From the material below, list every line containing "this".

"""

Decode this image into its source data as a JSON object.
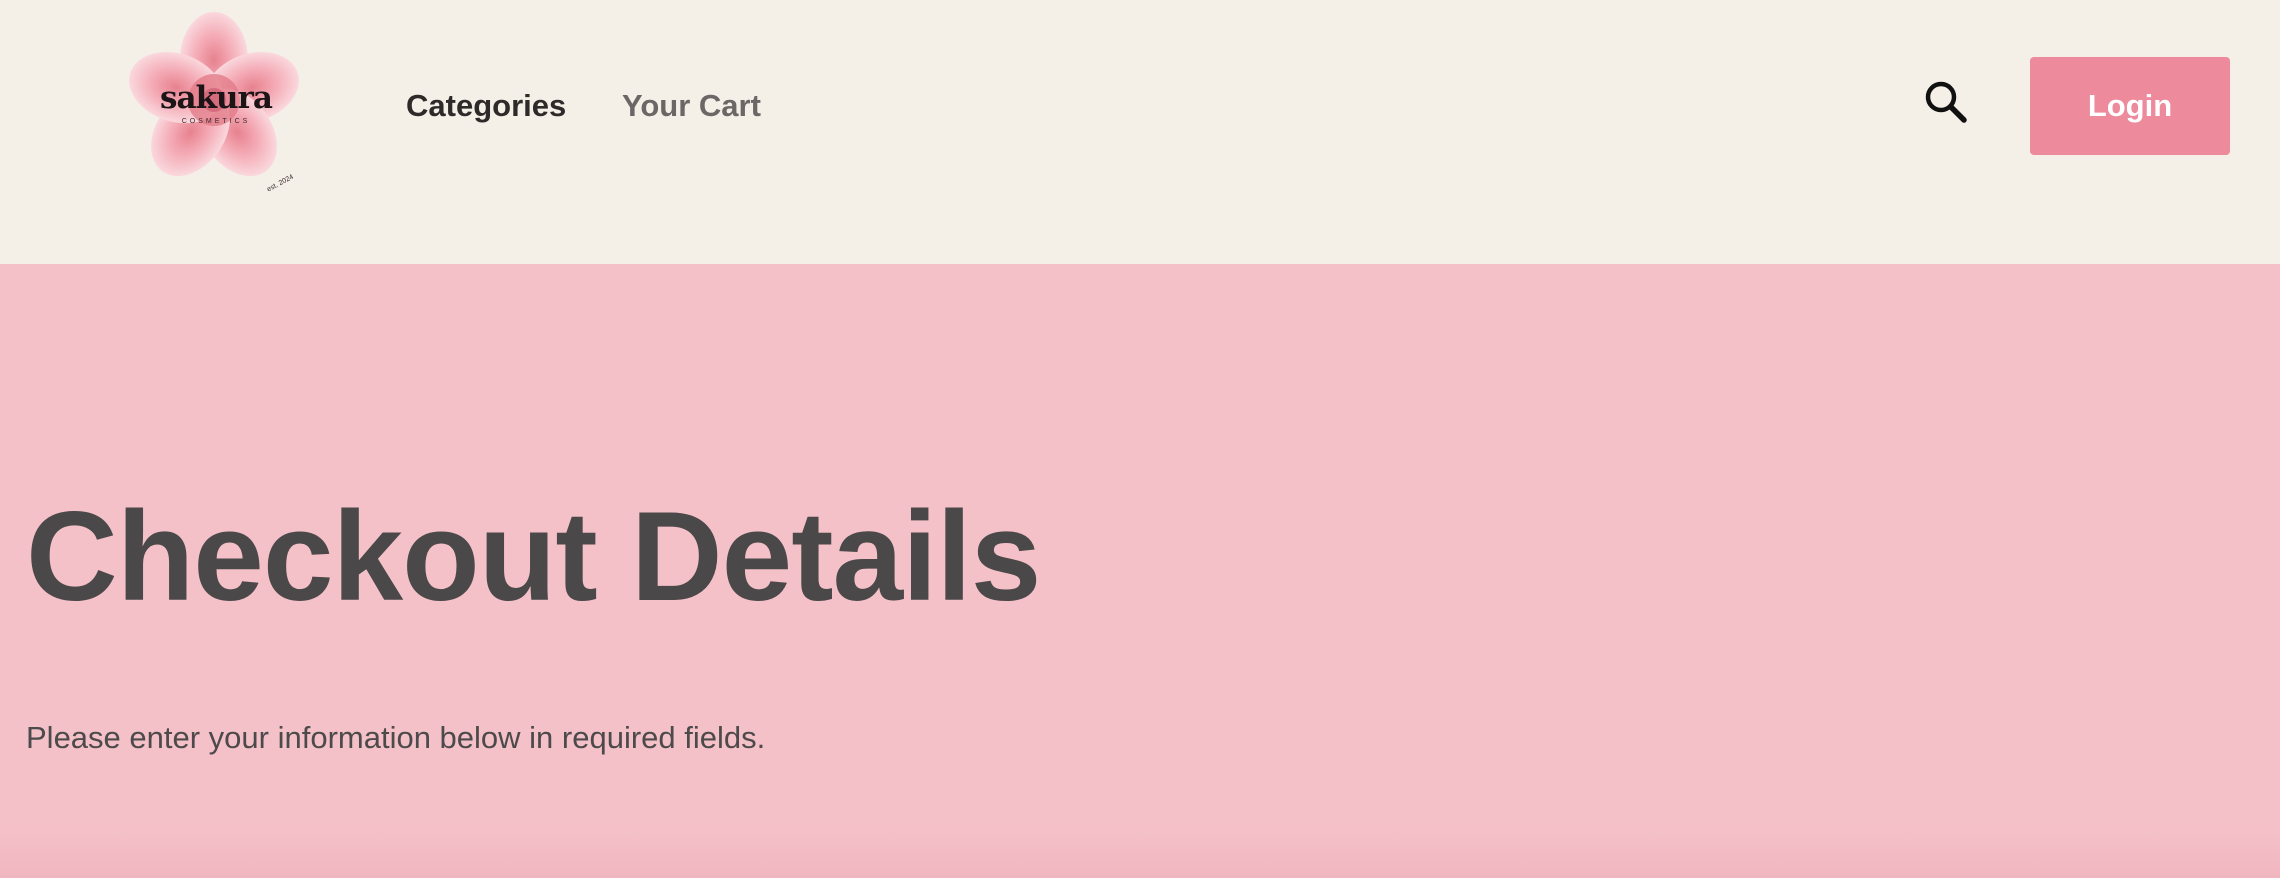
{
  "header": {
    "logo": {
      "name": "sakura",
      "subtitle": "COSMETICS",
      "established": "est. 2024"
    },
    "nav": [
      {
        "label": "Categories"
      },
      {
        "label": "Your Cart"
      }
    ],
    "search_icon": "search-icon",
    "login_label": "Login"
  },
  "main": {
    "title": "Checkout Details",
    "subtitle": "Please enter your information below in required fields."
  },
  "colors": {
    "header_bg": "#f4efe7",
    "page_bg": "#f5c1c9",
    "accent": "#ed8a9b",
    "title_text": "#4a4848"
  }
}
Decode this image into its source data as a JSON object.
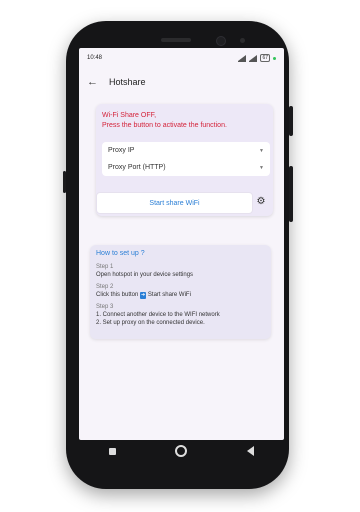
{
  "status_bar": {
    "time": "10:48",
    "battery": "67"
  },
  "app": {
    "title": "Hotshare",
    "back_icon": "arrow-left-icon"
  },
  "share_card": {
    "status_line1": "Wi-Fi Share OFF,",
    "status_line2": "Press the button to activate the function.",
    "proxy_ip_label": "Proxy IP",
    "proxy_port_label": "Proxy Port (HTTP)",
    "button_label": "Start share WiFi",
    "settings_icon": "gear-icon"
  },
  "howto": {
    "title": "How to set up ?",
    "steps": [
      {
        "label": "Step 1",
        "text": "Open hotspot in your device settings"
      },
      {
        "label": "Step 2",
        "text_before": "Click this button",
        "text_after": "Start share WiFi"
      },
      {
        "label": "Step 3",
        "line1": "1. Connect another device to the WIFI network",
        "line2": "2. Set up proxy on the connected device."
      }
    ]
  },
  "colors": {
    "accent": "#2b7fd6",
    "warning": "#d4233a"
  }
}
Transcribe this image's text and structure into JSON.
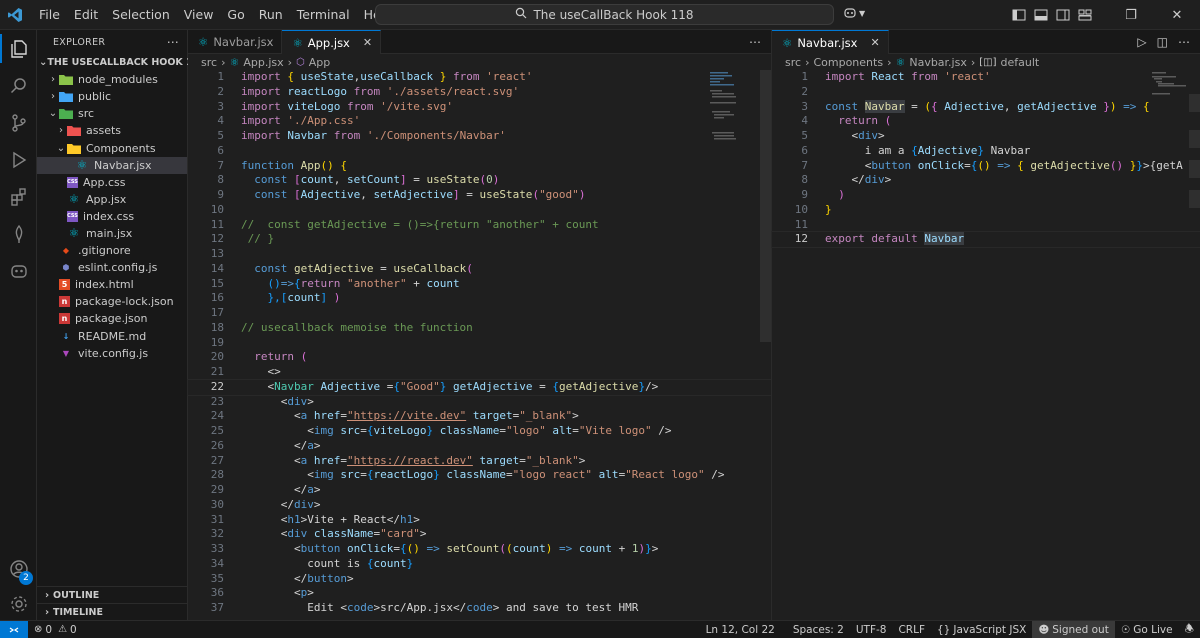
{
  "titlebar": {
    "menu": [
      "File",
      "Edit",
      "Selection",
      "View",
      "Go",
      "Run",
      "Terminal",
      "Help"
    ],
    "search": "The useCallBack Hook 118"
  },
  "sidebar": {
    "header": "EXPLORER",
    "root": "THE USECALLBACK HOOK 118",
    "items": [
      {
        "label": "node_modules",
        "depth": 1,
        "kind": "folder",
        "icon": "node-folder-icon",
        "color": "#8bc34a",
        "open": false
      },
      {
        "label": "public",
        "depth": 1,
        "kind": "folder",
        "icon": "public-folder-icon",
        "color": "#42a5f5",
        "open": false
      },
      {
        "label": "src",
        "depth": 1,
        "kind": "folder",
        "icon": "src-folder-icon",
        "color": "#4caf50",
        "open": true
      },
      {
        "label": "assets",
        "depth": 2,
        "kind": "folder",
        "icon": "assets-folder-icon",
        "color": "#ef5350",
        "open": false
      },
      {
        "label": "Components",
        "depth": 2,
        "kind": "folder",
        "icon": "components-folder-icon",
        "color": "#ffca28",
        "open": true
      },
      {
        "label": "Navbar.jsx",
        "depth": 3,
        "kind": "file",
        "icon": "react-file-icon",
        "color": "#00bcd4",
        "selected": true
      },
      {
        "label": "App.css",
        "depth": 2,
        "kind": "file",
        "icon": "css-file-icon",
        "color": "#7e57c2"
      },
      {
        "label": "App.jsx",
        "depth": 2,
        "kind": "file",
        "icon": "react-file-icon",
        "color": "#00bcd4"
      },
      {
        "label": "index.css",
        "depth": 2,
        "kind": "file",
        "icon": "css-file-icon",
        "color": "#7e57c2"
      },
      {
        "label": "main.jsx",
        "depth": 2,
        "kind": "file",
        "icon": "react-file-icon",
        "color": "#00bcd4"
      },
      {
        "label": ".gitignore",
        "depth": 1,
        "kind": "file",
        "icon": "git-file-icon",
        "color": "#e64a19"
      },
      {
        "label": "eslint.config.js",
        "depth": 1,
        "kind": "file",
        "icon": "eslint-file-icon",
        "color": "#7986cb"
      },
      {
        "label": "index.html",
        "depth": 1,
        "kind": "file",
        "icon": "html-file-icon",
        "color": "#e44d26"
      },
      {
        "label": "package-lock.json",
        "depth": 1,
        "kind": "file",
        "icon": "npm-file-icon",
        "color": "#cb3837"
      },
      {
        "label": "package.json",
        "depth": 1,
        "kind": "file",
        "icon": "npm-file-icon",
        "color": "#cb3837"
      },
      {
        "label": "README.md",
        "depth": 1,
        "kind": "file",
        "icon": "markdown-file-icon",
        "color": "#42a5f5"
      },
      {
        "label": "vite.config.js",
        "depth": 1,
        "kind": "file",
        "icon": "vite-file-icon",
        "color": "#ab47bc"
      }
    ],
    "outline": "OUTLINE",
    "timeline": "TIMELINE"
  },
  "activity": {
    "accounts_badge": "2"
  },
  "left_editor": {
    "tabs": [
      {
        "label": "Navbar.jsx",
        "active": false
      },
      {
        "label": "App.jsx",
        "active": true
      }
    ],
    "breadcrumb": [
      "src",
      "App.jsx",
      "App"
    ],
    "current_line": 22
  },
  "right_editor": {
    "tabs": [
      {
        "label": "Navbar.jsx",
        "active": true
      }
    ],
    "breadcrumb": [
      "src",
      "Components",
      "Navbar.jsx",
      "default"
    ],
    "current_line": 12
  },
  "status": {
    "errors": "0",
    "warnings": "0",
    "position": "Ln 12, Col 22",
    "spaces": "Spaces: 2",
    "encoding": "UTF-8",
    "eol": "CRLF",
    "language": "JavaScript JSX",
    "signed": "Signed out",
    "golive": "Go Live"
  },
  "app_code": [
    [
      [
        "import ",
        "c"
      ],
      [
        "{ ",
        "y"
      ],
      [
        "useState",
        "v"
      ],
      [
        ",",
        "p"
      ],
      [
        "useCallback",
        "v"
      ],
      [
        " }",
        "y"
      ],
      [
        " from ",
        "c"
      ],
      [
        "'react'",
        "s"
      ]
    ],
    [
      [
        "import ",
        "c"
      ],
      [
        "reactLogo",
        "v"
      ],
      [
        " from ",
        "c"
      ],
      [
        "'./assets/react.svg'",
        "s"
      ]
    ],
    [
      [
        "import ",
        "c"
      ],
      [
        "viteLogo",
        "v"
      ],
      [
        " from ",
        "c"
      ],
      [
        "'/vite.svg'",
        "s"
      ]
    ],
    [
      [
        "import ",
        "c"
      ],
      [
        "'./App.css'",
        "s"
      ]
    ],
    [
      [
        "import ",
        "c"
      ],
      [
        "Navbar",
        "v"
      ],
      [
        " from ",
        "c"
      ],
      [
        "'./Components/Navbar'",
        "s"
      ]
    ],
    [],
    [
      [
        "function ",
        "k"
      ],
      [
        "App",
        "f"
      ],
      [
        "() ",
        "y"
      ],
      [
        "{",
        "y"
      ]
    ],
    [
      [
        "  const ",
        "k"
      ],
      [
        "[",
        "pk"
      ],
      [
        "count",
        "v"
      ],
      [
        ", ",
        "p"
      ],
      [
        "setCount",
        "v"
      ],
      [
        "]",
        "pk"
      ],
      [
        " = ",
        "p"
      ],
      [
        "useState",
        "f"
      ],
      [
        "(",
        "pk"
      ],
      [
        "0",
        "n"
      ],
      [
        ")",
        "pk"
      ]
    ],
    [
      [
        "  const ",
        "k"
      ],
      [
        "[",
        "pk"
      ],
      [
        "Adjective",
        "v"
      ],
      [
        ", ",
        "p"
      ],
      [
        "setAdjective",
        "v"
      ],
      [
        "]",
        "pk"
      ],
      [
        " = ",
        "p"
      ],
      [
        "useState",
        "f"
      ],
      [
        "(",
        "pk"
      ],
      [
        "\"good\"",
        "s"
      ],
      [
        ")",
        "pk"
      ]
    ],
    [],
    [
      [
        "//  const getAdjective = ()=>{return \"another\" + count",
        "cm"
      ]
    ],
    [
      [
        " // }",
        "cm"
      ]
    ],
    [],
    [
      [
        "  const ",
        "k"
      ],
      [
        "getAdjective",
        "f"
      ],
      [
        " = ",
        "p"
      ],
      [
        "useCallback",
        "f"
      ],
      [
        "(",
        "pk"
      ]
    ],
    [
      [
        "    ",
        "p"
      ],
      [
        "()",
        "bl"
      ],
      [
        "=>",
        "k"
      ],
      [
        "{",
        "bl"
      ],
      [
        "return ",
        "c"
      ],
      [
        "\"another\"",
        "s"
      ],
      [
        " + ",
        "p"
      ],
      [
        "count",
        "v"
      ]
    ],
    [
      [
        "    ",
        "p"
      ],
      [
        "},",
        "bl"
      ],
      [
        "[",
        "bl"
      ],
      [
        "count",
        "v"
      ],
      [
        "]",
        "bl"
      ],
      [
        " )",
        "pk"
      ]
    ],
    [],
    [
      [
        "// usecallback memoise the function",
        "cm"
      ]
    ],
    [],
    [
      [
        "  return ",
        "c"
      ],
      [
        "(",
        "pk"
      ]
    ],
    [
      [
        "    <>",
        "p"
      ]
    ],
    [
      [
        "    <",
        "p"
      ],
      [
        "Navbar",
        "t"
      ],
      [
        " Adjective",
        "v"
      ],
      [
        " =",
        "p"
      ],
      [
        "{",
        "bl"
      ],
      [
        "\"Good\"",
        "s"
      ],
      [
        "}",
        "bl"
      ],
      [
        " getAdjective",
        "v"
      ],
      [
        " = ",
        "p"
      ],
      [
        "{",
        "bl"
      ],
      [
        "getAdjective",
        "f"
      ],
      [
        "}",
        "bl"
      ],
      [
        "/>",
        "p"
      ]
    ],
    [
      [
        "      <",
        "p"
      ],
      [
        "div",
        "k"
      ],
      [
        ">",
        "p"
      ]
    ],
    [
      [
        "        <",
        "p"
      ],
      [
        "a",
        "k"
      ],
      [
        " href",
        "v"
      ],
      [
        "=",
        "p"
      ],
      [
        "\"https://vite.dev\"",
        "s"
      ],
      [
        " target",
        "v"
      ],
      [
        "=",
        "p"
      ],
      [
        "\"_blank\"",
        "s"
      ],
      [
        ">",
        "p"
      ]
    ],
    [
      [
        "          <",
        "p"
      ],
      [
        "img",
        "k"
      ],
      [
        " src",
        "v"
      ],
      [
        "=",
        "p"
      ],
      [
        "{",
        "bl"
      ],
      [
        "viteLogo",
        "v"
      ],
      [
        "}",
        "bl"
      ],
      [
        " className",
        "v"
      ],
      [
        "=",
        "p"
      ],
      [
        "\"logo\"",
        "s"
      ],
      [
        " alt",
        "v"
      ],
      [
        "=",
        "p"
      ],
      [
        "\"Vite logo\"",
        "s"
      ],
      [
        " />",
        "p"
      ]
    ],
    [
      [
        "        </",
        "p"
      ],
      [
        "a",
        "k"
      ],
      [
        ">",
        "p"
      ]
    ],
    [
      [
        "        <",
        "p"
      ],
      [
        "a",
        "k"
      ],
      [
        " href",
        "v"
      ],
      [
        "=",
        "p"
      ],
      [
        "\"https://react.dev\"",
        "s"
      ],
      [
        " target",
        "v"
      ],
      [
        "=",
        "p"
      ],
      [
        "\"_blank\"",
        "s"
      ],
      [
        ">",
        "p"
      ]
    ],
    [
      [
        "          <",
        "p"
      ],
      [
        "img",
        "k"
      ],
      [
        " src",
        "v"
      ],
      [
        "=",
        "p"
      ],
      [
        "{",
        "bl"
      ],
      [
        "reactLogo",
        "v"
      ],
      [
        "}",
        "bl"
      ],
      [
        " className",
        "v"
      ],
      [
        "=",
        "p"
      ],
      [
        "\"logo react\"",
        "s"
      ],
      [
        " alt",
        "v"
      ],
      [
        "=",
        "p"
      ],
      [
        "\"React logo\"",
        "s"
      ],
      [
        " />",
        "p"
      ]
    ],
    [
      [
        "        </",
        "p"
      ],
      [
        "a",
        "k"
      ],
      [
        ">",
        "p"
      ]
    ],
    [
      [
        "      </",
        "p"
      ],
      [
        "div",
        "k"
      ],
      [
        ">",
        "p"
      ]
    ],
    [
      [
        "      <",
        "p"
      ],
      [
        "h1",
        "k"
      ],
      [
        ">",
        "p"
      ],
      [
        "Vite + React",
        "p"
      ],
      [
        "</",
        "p"
      ],
      [
        "h1",
        "k"
      ],
      [
        ">",
        "p"
      ]
    ],
    [
      [
        "      <",
        "p"
      ],
      [
        "div",
        "k"
      ],
      [
        " className",
        "v"
      ],
      [
        "=",
        "p"
      ],
      [
        "\"card\"",
        "s"
      ],
      [
        ">",
        "p"
      ]
    ],
    [
      [
        "        <",
        "p"
      ],
      [
        "button",
        "k"
      ],
      [
        " onClick",
        "v"
      ],
      [
        "=",
        "p"
      ],
      [
        "{",
        "bl"
      ],
      [
        "() ",
        "y"
      ],
      [
        "=> ",
        "k"
      ],
      [
        "setCount",
        "f"
      ],
      [
        "(",
        "pk"
      ],
      [
        "(",
        "y"
      ],
      [
        "count",
        "v"
      ],
      [
        ") ",
        "y"
      ],
      [
        "=> ",
        "k"
      ],
      [
        "count",
        "v"
      ],
      [
        " + ",
        "p"
      ],
      [
        "1",
        "n"
      ],
      [
        ")",
        "pk"
      ],
      [
        "}",
        "bl"
      ],
      [
        ">",
        "p"
      ]
    ],
    [
      [
        "          count is ",
        "p"
      ],
      [
        "{",
        "bl"
      ],
      [
        "count",
        "v"
      ],
      [
        "}",
        "bl"
      ]
    ],
    [
      [
        "        </",
        "p"
      ],
      [
        "button",
        "k"
      ],
      [
        ">",
        "p"
      ]
    ],
    [
      [
        "        <",
        "p"
      ],
      [
        "p",
        "k"
      ],
      [
        ">",
        "p"
      ]
    ],
    [
      [
        "          Edit <",
        "p"
      ],
      [
        "code",
        "k"
      ],
      [
        ">",
        "p"
      ],
      [
        "src/App.jsx",
        "p"
      ],
      [
        "</",
        "p"
      ],
      [
        "code",
        "k"
      ],
      [
        "> and save to test HMR",
        "p"
      ]
    ]
  ],
  "navbar_code": [
    [
      [
        "import ",
        "c"
      ],
      [
        "React",
        "v"
      ],
      [
        " from ",
        "c"
      ],
      [
        "'react'",
        "s"
      ]
    ],
    [],
    [
      [
        "const ",
        "k"
      ],
      [
        "Navbar",
        "f"
      ],
      [
        " = ",
        "p"
      ],
      [
        "(",
        "y"
      ],
      [
        "{ ",
        "pk"
      ],
      [
        "Adjective",
        "v"
      ],
      [
        ", ",
        "p"
      ],
      [
        "getAdjective",
        "v"
      ],
      [
        " }",
        "pk"
      ],
      [
        ") ",
        "y"
      ],
      [
        "=> ",
        "k"
      ],
      [
        "{",
        "y"
      ]
    ],
    [
      [
        "  return ",
        "c"
      ],
      [
        "(",
        "pk"
      ]
    ],
    [
      [
        "    <",
        "p"
      ],
      [
        "div",
        "k"
      ],
      [
        ">",
        "p"
      ]
    ],
    [
      [
        "      i am a ",
        "p"
      ],
      [
        "{",
        "bl"
      ],
      [
        "Adjective",
        "v"
      ],
      [
        "}",
        "bl"
      ],
      [
        " Navbar",
        "p"
      ]
    ],
    [
      [
        "      <",
        "p"
      ],
      [
        "button",
        "k"
      ],
      [
        " onClick",
        "v"
      ],
      [
        "=",
        "p"
      ],
      [
        "{",
        "bl"
      ],
      [
        "() ",
        "y"
      ],
      [
        "=> ",
        "k"
      ],
      [
        "{ ",
        "y"
      ],
      [
        "getAdjective",
        "f"
      ],
      [
        "() ",
        "pk"
      ],
      [
        "}",
        "y"
      ],
      [
        "}",
        "bl"
      ],
      [
        ">{getA",
        "p"
      ]
    ],
    [
      [
        "    </",
        "p"
      ],
      [
        "div",
        "k"
      ],
      [
        ">",
        "p"
      ]
    ],
    [
      [
        "  )",
        "pk"
      ]
    ],
    [
      [
        "}",
        "y"
      ]
    ],
    [],
    [
      [
        "export ",
        "c"
      ],
      [
        "default ",
        "c"
      ],
      [
        "Navbar",
        "v"
      ]
    ]
  ]
}
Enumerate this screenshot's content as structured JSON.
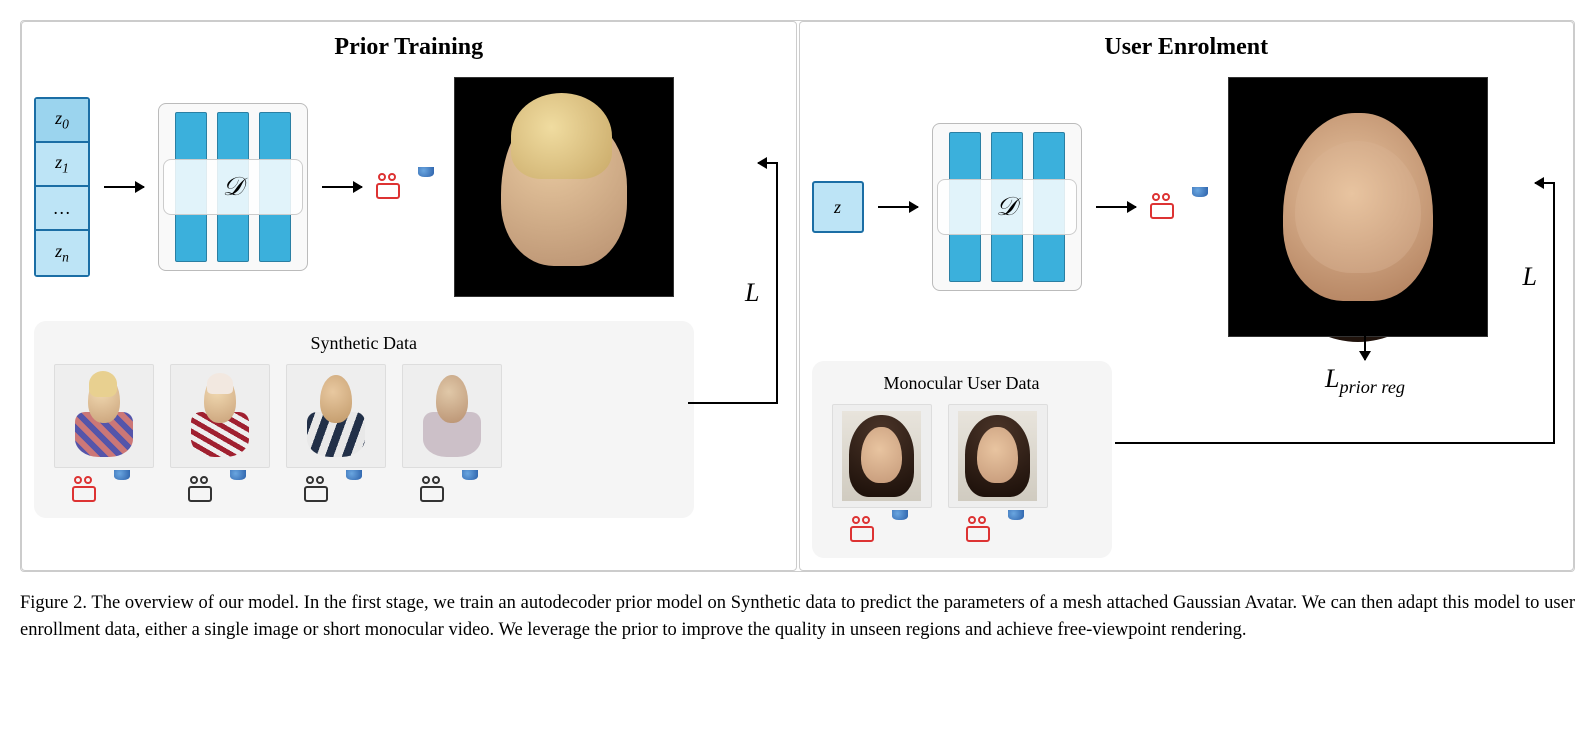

"""

TASK ANSWER:
Decode this image into its source data as a JSON object.
Decode this image into its source data as a JSON object.
        "text_before": "Click this button",
Transcribe this image's text and structure into JSON.
Enumerate this screenshot's content as structured JSON.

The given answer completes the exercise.